■ Exercise brief: Extract every record, exactly as written, and ignore the pictures.

■ Records provided:
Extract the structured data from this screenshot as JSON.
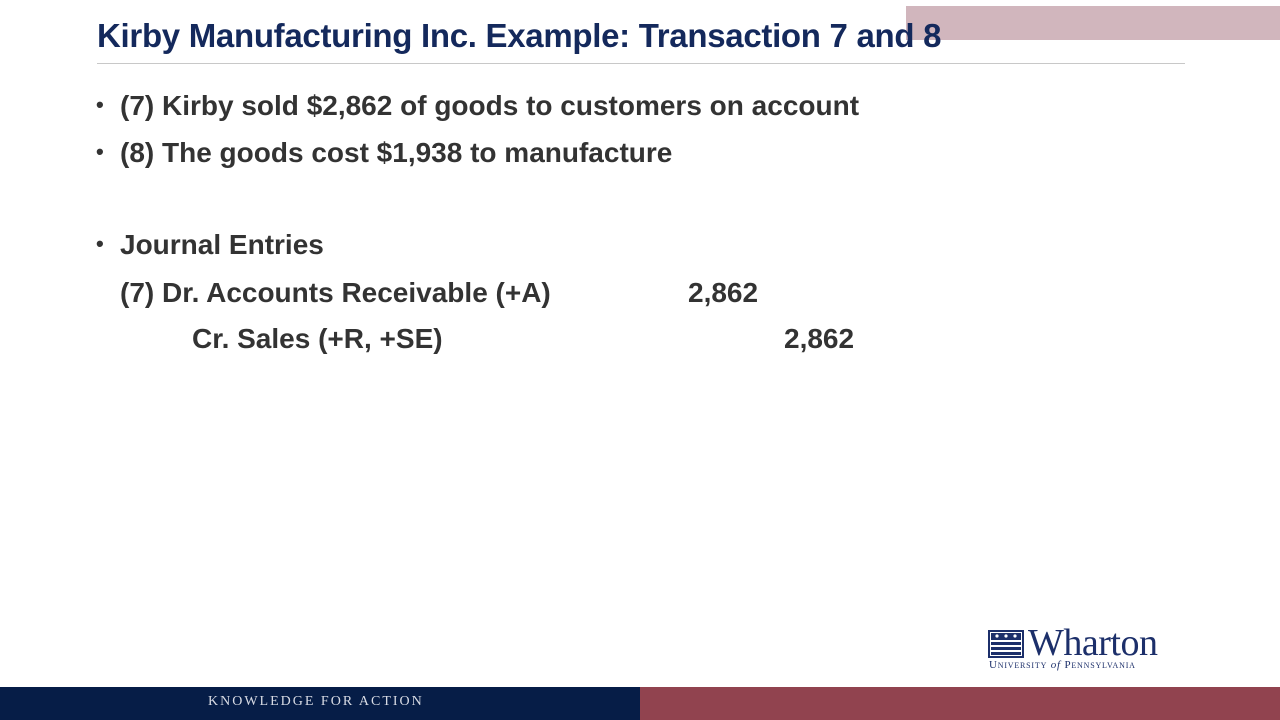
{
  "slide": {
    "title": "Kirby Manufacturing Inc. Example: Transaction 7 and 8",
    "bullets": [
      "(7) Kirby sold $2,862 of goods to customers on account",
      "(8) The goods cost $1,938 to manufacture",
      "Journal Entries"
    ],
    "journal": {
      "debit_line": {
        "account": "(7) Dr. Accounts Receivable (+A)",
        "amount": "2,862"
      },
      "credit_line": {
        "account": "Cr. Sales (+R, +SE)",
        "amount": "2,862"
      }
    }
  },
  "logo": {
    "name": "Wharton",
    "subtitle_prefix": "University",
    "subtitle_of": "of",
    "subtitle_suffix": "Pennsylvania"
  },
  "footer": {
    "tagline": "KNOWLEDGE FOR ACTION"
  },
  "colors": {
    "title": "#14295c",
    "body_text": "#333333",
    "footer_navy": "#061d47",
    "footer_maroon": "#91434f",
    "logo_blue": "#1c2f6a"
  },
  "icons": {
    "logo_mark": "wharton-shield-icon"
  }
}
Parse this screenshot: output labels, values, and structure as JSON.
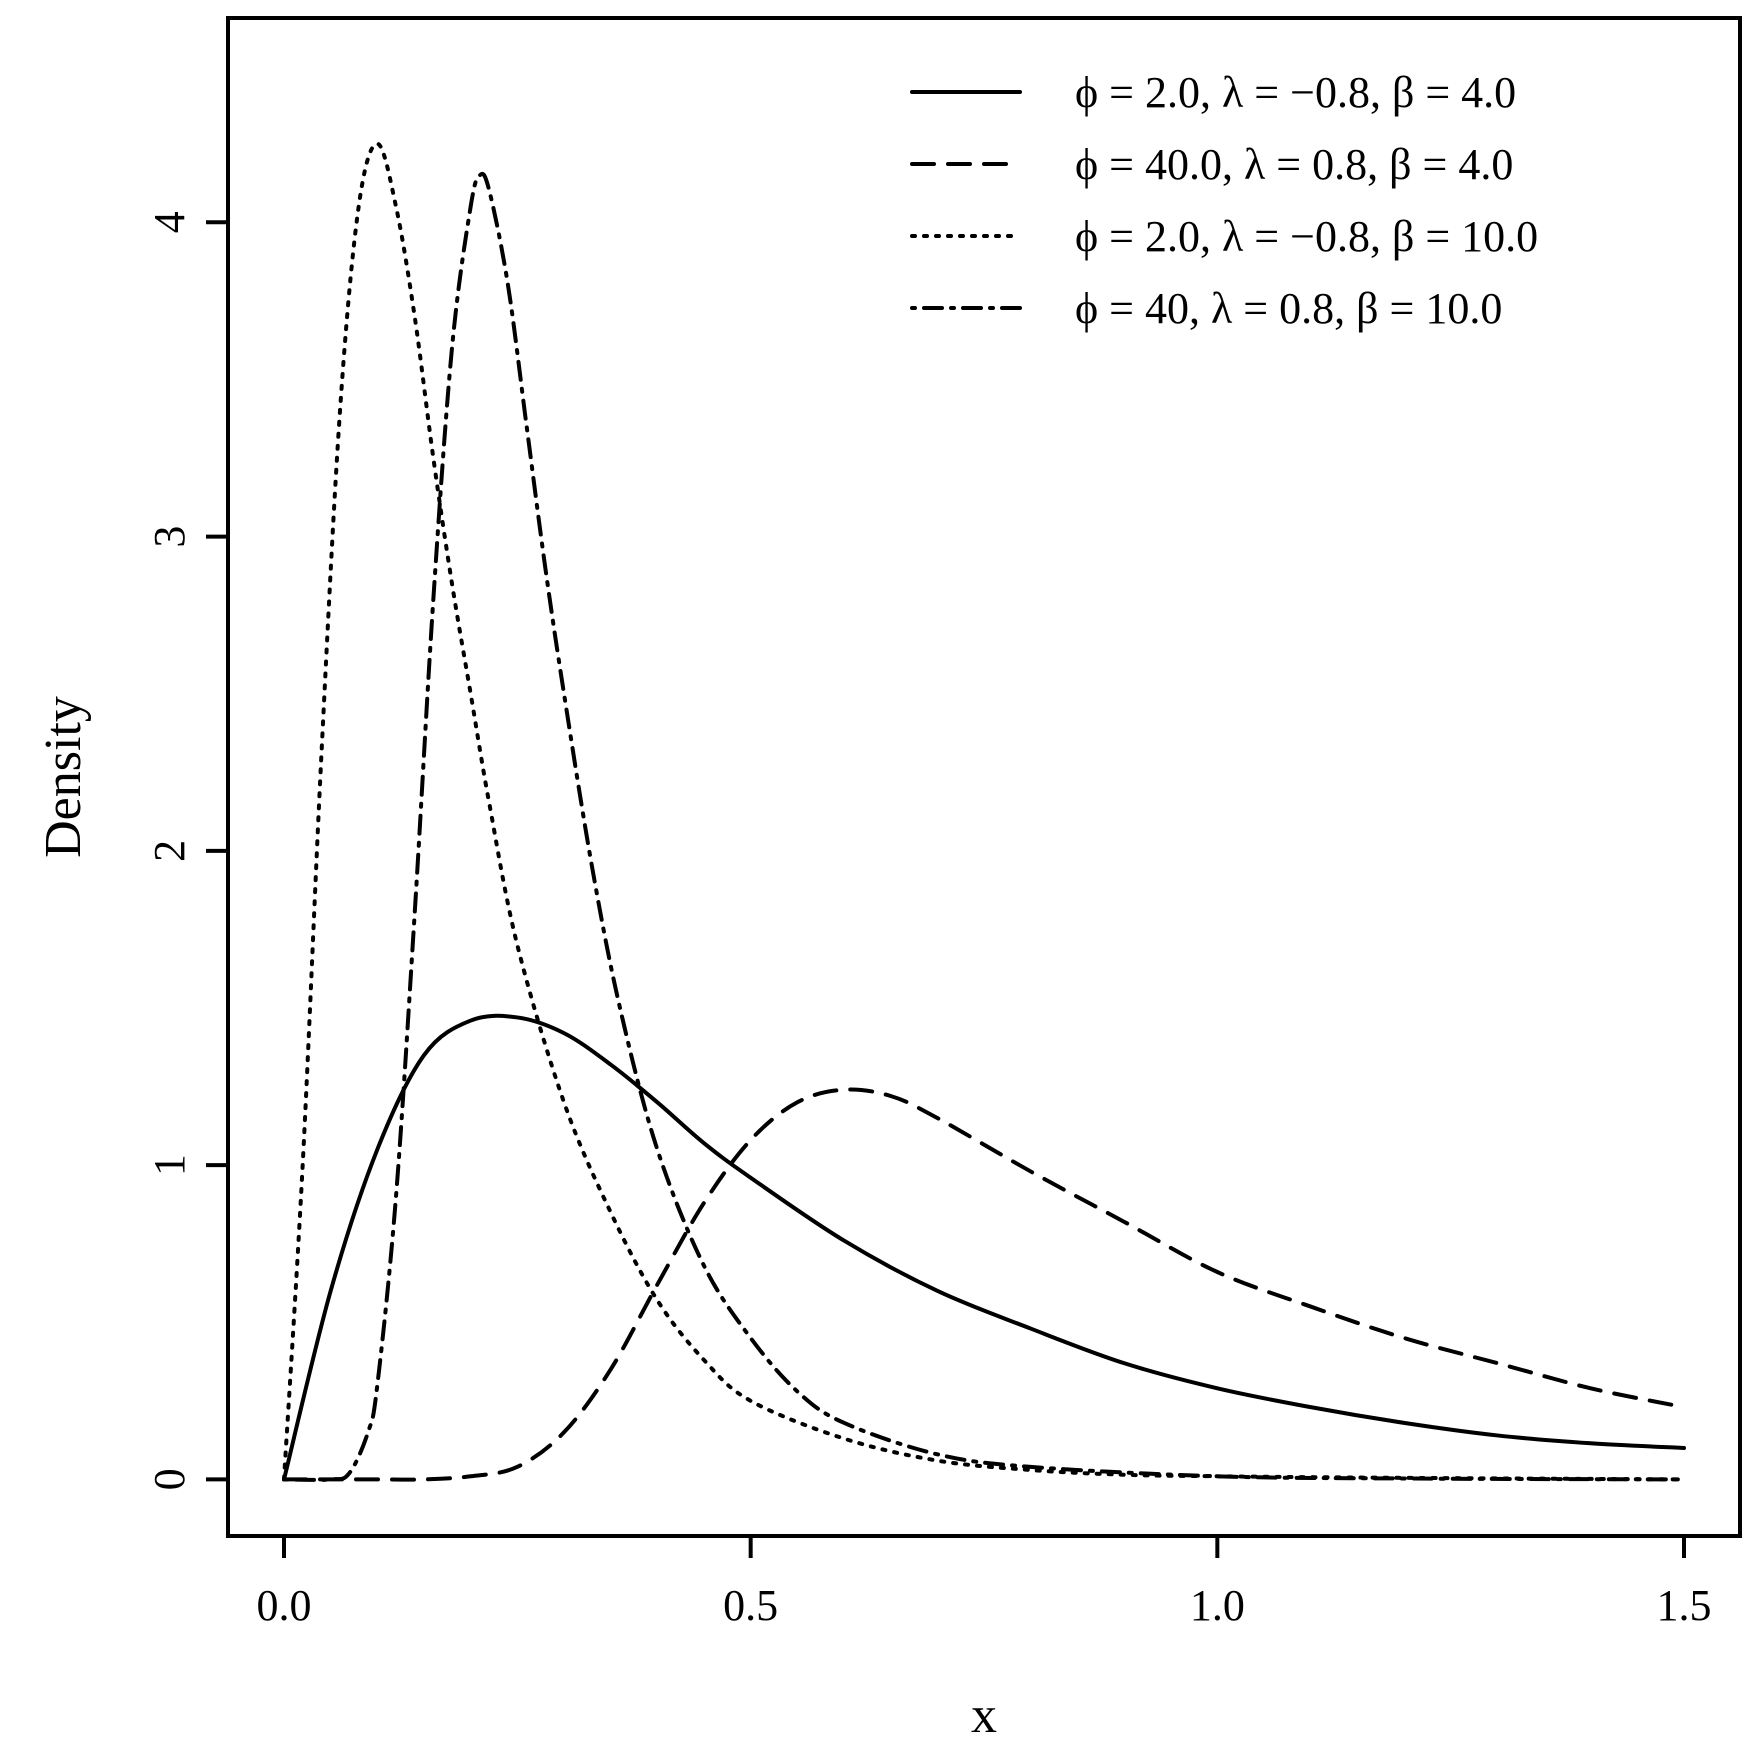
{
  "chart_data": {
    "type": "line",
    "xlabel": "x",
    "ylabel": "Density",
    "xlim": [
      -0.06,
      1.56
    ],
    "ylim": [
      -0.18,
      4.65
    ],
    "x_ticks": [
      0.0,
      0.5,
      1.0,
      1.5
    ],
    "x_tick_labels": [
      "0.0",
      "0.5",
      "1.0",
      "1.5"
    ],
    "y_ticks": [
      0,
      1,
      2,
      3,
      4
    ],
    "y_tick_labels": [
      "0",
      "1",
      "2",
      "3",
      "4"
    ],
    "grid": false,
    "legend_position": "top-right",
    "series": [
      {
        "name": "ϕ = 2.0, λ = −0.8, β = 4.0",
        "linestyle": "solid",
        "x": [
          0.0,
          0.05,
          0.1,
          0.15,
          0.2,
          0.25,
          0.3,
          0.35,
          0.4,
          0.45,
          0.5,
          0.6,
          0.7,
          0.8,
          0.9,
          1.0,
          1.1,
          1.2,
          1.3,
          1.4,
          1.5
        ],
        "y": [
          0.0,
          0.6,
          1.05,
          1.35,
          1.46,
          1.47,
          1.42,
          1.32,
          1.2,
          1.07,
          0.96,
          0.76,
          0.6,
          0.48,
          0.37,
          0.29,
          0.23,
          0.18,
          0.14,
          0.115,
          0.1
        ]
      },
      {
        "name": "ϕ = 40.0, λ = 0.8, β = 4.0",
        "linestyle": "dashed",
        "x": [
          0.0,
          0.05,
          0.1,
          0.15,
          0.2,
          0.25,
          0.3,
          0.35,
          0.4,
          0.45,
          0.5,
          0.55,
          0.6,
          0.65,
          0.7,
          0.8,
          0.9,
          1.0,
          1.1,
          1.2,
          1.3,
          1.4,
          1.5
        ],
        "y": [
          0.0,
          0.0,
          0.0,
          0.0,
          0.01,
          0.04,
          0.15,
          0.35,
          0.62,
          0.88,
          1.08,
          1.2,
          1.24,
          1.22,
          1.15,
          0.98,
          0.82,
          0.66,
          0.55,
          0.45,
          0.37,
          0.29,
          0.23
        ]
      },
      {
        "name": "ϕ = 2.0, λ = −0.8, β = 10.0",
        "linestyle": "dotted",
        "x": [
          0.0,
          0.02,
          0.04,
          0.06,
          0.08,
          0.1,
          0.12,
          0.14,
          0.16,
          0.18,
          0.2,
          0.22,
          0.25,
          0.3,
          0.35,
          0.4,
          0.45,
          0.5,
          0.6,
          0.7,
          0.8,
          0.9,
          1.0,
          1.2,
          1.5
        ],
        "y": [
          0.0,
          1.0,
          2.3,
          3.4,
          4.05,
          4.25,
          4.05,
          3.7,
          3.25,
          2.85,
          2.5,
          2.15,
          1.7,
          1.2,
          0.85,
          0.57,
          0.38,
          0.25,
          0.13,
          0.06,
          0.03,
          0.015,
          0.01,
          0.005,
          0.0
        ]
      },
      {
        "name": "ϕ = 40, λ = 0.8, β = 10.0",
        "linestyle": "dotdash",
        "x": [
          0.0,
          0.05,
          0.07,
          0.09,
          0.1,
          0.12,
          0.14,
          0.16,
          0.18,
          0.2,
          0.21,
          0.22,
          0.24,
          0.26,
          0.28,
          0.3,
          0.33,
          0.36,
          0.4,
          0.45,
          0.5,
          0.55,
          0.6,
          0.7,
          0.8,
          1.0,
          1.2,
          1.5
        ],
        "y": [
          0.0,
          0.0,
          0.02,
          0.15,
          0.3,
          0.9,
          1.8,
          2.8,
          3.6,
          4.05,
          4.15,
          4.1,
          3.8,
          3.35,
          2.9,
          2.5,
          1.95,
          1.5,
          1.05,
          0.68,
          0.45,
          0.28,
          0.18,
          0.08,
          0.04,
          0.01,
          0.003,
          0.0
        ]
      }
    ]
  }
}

■ Result for this task:
Extract the structured data from this screenshot as JSON.
{
  "slide": {
    "title": "Kirby Manufacturing Inc. Example: Transaction 7 and 8",
    "bullets": [
      "(7) Kirby sold $2,862 of goods to customers on account",
      "(8) The goods cost $1,938 to manufacture",
      "Journal Entries"
    ],
    "journal": {
      "debit_line": {
        "account": "(7) Dr. Accounts Receivable (+A)",
        "amount": "2,862"
      },
      "credit_line": {
        "account": "Cr. Sales (+R, +SE)",
        "amount": "2,862"
      }
    }
  },
  "logo": {
    "name": "Wharton",
    "subtitle_prefix": "University",
    "subtitle_of": "of",
    "subtitle_suffix": "Pennsylvania"
  },
  "footer": {
    "tagline": "KNOWLEDGE FOR ACTION"
  },
  "colors": {
    "title": "#14295c",
    "body_text": "#333333",
    "footer_navy": "#061d47",
    "footer_maroon": "#91434f",
    "logo_blue": "#1c2f6a"
  },
  "icons": {
    "logo_mark": "wharton-shield-icon"
  }
}
Parse this screenshot: output labels, values, and structure as JSON.
{
  "chart_data": {
    "type": "line",
    "xlabel": "x",
    "ylabel": "Density",
    "xlim": [
      -0.06,
      1.56
    ],
    "ylim": [
      -0.18,
      4.65
    ],
    "x_ticks": [
      0.0,
      0.5,
      1.0,
      1.5
    ],
    "x_tick_labels": [
      "0.0",
      "0.5",
      "1.0",
      "1.5"
    ],
    "y_ticks": [
      0,
      1,
      2,
      3,
      4
    ],
    "y_tick_labels": [
      "0",
      "1",
      "2",
      "3",
      "4"
    ],
    "grid": false,
    "legend_position": "top-right",
    "series": [
      {
        "name": "ϕ = 2.0, λ = −0.8, β = 4.0",
        "linestyle": "solid",
        "x": [
          0.0,
          0.05,
          0.1,
          0.15,
          0.2,
          0.25,
          0.3,
          0.35,
          0.4,
          0.45,
          0.5,
          0.6,
          0.7,
          0.8,
          0.9,
          1.0,
          1.1,
          1.2,
          1.3,
          1.4,
          1.5
        ],
        "y": [
          0.0,
          0.6,
          1.05,
          1.35,
          1.46,
          1.47,
          1.42,
          1.32,
          1.2,
          1.07,
          0.96,
          0.76,
          0.6,
          0.48,
          0.37,
          0.29,
          0.23,
          0.18,
          0.14,
          0.115,
          0.1
        ]
      },
      {
        "name": "ϕ = 40.0, λ = 0.8, β = 4.0",
        "linestyle": "dashed",
        "x": [
          0.0,
          0.05,
          0.1,
          0.15,
          0.2,
          0.25,
          0.3,
          0.35,
          0.4,
          0.45,
          0.5,
          0.55,
          0.6,
          0.65,
          0.7,
          0.8,
          0.9,
          1.0,
          1.1,
          1.2,
          1.3,
          1.4,
          1.5
        ],
        "y": [
          0.0,
          0.0,
          0.0,
          0.0,
          0.01,
          0.04,
          0.15,
          0.35,
          0.62,
          0.88,
          1.08,
          1.2,
          1.24,
          1.22,
          1.15,
          0.98,
          0.82,
          0.66,
          0.55,
          0.45,
          0.37,
          0.29,
          0.23
        ]
      },
      {
        "name": "ϕ = 2.0, λ = −0.8, β = 10.0",
        "linestyle": "dotted",
        "x": [
          0.0,
          0.02,
          0.04,
          0.06,
          0.08,
          0.1,
          0.12,
          0.14,
          0.16,
          0.18,
          0.2,
          0.22,
          0.25,
          0.3,
          0.35,
          0.4,
          0.45,
          0.5,
          0.6,
          0.7,
          0.8,
          0.9,
          1.0,
          1.2,
          1.5
        ],
        "y": [
          0.0,
          1.0,
          2.3,
          3.4,
          4.05,
          4.25,
          4.05,
          3.7,
          3.25,
          2.85,
          2.5,
          2.15,
          1.7,
          1.2,
          0.85,
          0.57,
          0.38,
          0.25,
          0.13,
          0.06,
          0.03,
          0.015,
          0.01,
          0.005,
          0.0
        ]
      },
      {
        "name": "ϕ = 40, λ = 0.8, β = 10.0",
        "linestyle": "dotdash",
        "x": [
          0.0,
          0.05,
          0.07,
          0.09,
          0.1,
          0.12,
          0.14,
          0.16,
          0.18,
          0.2,
          0.21,
          0.22,
          0.24,
          0.26,
          0.28,
          0.3,
          0.33,
          0.36,
          0.4,
          0.45,
          0.5,
          0.55,
          0.6,
          0.7,
          0.8,
          1.0,
          1.2,
          1.5
        ],
        "y": [
          0.0,
          0.0,
          0.02,
          0.15,
          0.3,
          0.9,
          1.8,
          2.8,
          3.6,
          4.05,
          4.15,
          4.1,
          3.8,
          3.35,
          2.9,
          2.5,
          1.95,
          1.5,
          1.05,
          0.68,
          0.45,
          0.28,
          0.18,
          0.08,
          0.04,
          0.01,
          0.003,
          0.0
        ]
      }
    ]
  }
}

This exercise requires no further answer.